** Begin DATA LINES **
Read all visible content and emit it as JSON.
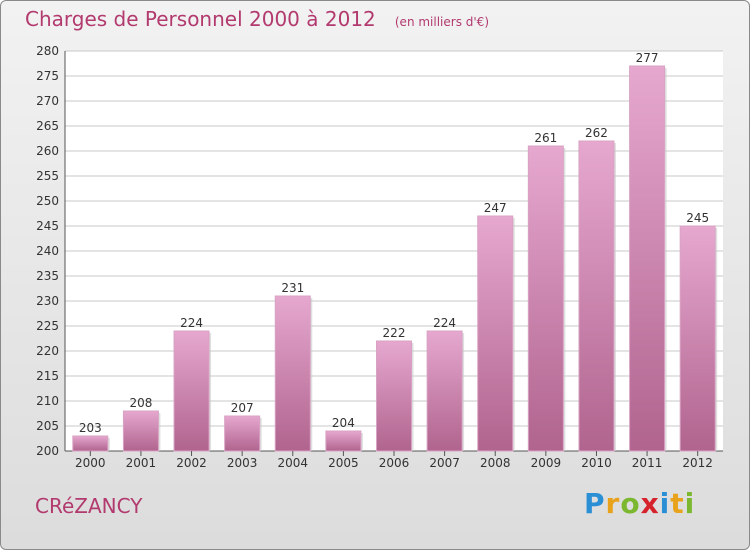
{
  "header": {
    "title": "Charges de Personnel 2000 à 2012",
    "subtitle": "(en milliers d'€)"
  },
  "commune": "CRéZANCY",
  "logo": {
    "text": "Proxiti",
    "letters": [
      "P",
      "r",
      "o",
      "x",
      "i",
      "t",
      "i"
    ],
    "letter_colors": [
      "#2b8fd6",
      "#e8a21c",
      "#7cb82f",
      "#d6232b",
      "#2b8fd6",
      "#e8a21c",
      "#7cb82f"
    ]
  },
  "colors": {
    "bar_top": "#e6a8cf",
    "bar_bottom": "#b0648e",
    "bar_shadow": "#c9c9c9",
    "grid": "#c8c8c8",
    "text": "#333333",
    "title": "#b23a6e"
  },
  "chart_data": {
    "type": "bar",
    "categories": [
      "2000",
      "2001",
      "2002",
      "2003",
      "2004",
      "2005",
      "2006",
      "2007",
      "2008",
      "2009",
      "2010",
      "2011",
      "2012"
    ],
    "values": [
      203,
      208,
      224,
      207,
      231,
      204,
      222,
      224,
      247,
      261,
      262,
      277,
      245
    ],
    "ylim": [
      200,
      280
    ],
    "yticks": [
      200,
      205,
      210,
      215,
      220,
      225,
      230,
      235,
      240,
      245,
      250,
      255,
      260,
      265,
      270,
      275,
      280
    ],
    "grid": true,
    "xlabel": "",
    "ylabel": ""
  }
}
** End DATA LINES **
◆ **WORK INSTRUCTIONS**
Reproduce all the entries that precede this task, word for word, minus any pictures.

◆ **COMPLETE ANSWER**
Read all visible content and emit it as JSON.
{
  "header": {
    "title": "Charges de Personnel 2000 à 2012",
    "subtitle": "(en milliers d'€)"
  },
  "commune": "CRéZANCY",
  "logo": {
    "text": "Proxiti",
    "letters": [
      "P",
      "r",
      "o",
      "x",
      "i",
      "t",
      "i"
    ],
    "letter_colors": [
      "#2b8fd6",
      "#e8a21c",
      "#7cb82f",
      "#d6232b",
      "#2b8fd6",
      "#e8a21c",
      "#7cb82f"
    ]
  },
  "colors": {
    "bar_top": "#e6a8cf",
    "bar_bottom": "#b0648e",
    "bar_shadow": "#c9c9c9",
    "grid": "#c8c8c8",
    "text": "#333333",
    "title": "#b23a6e"
  },
  "chart_data": {
    "type": "bar",
    "categories": [
      "2000",
      "2001",
      "2002",
      "2003",
      "2004",
      "2005",
      "2006",
      "2007",
      "2008",
      "2009",
      "2010",
      "2011",
      "2012"
    ],
    "values": [
      203,
      208,
      224,
      207,
      231,
      204,
      222,
      224,
      247,
      261,
      262,
      277,
      245
    ],
    "ylim": [
      200,
      280
    ],
    "yticks": [
      200,
      205,
      210,
      215,
      220,
      225,
      230,
      235,
      240,
      245,
      250,
      255,
      260,
      265,
      270,
      275,
      280
    ],
    "grid": true,
    "xlabel": "",
    "ylabel": ""
  }
}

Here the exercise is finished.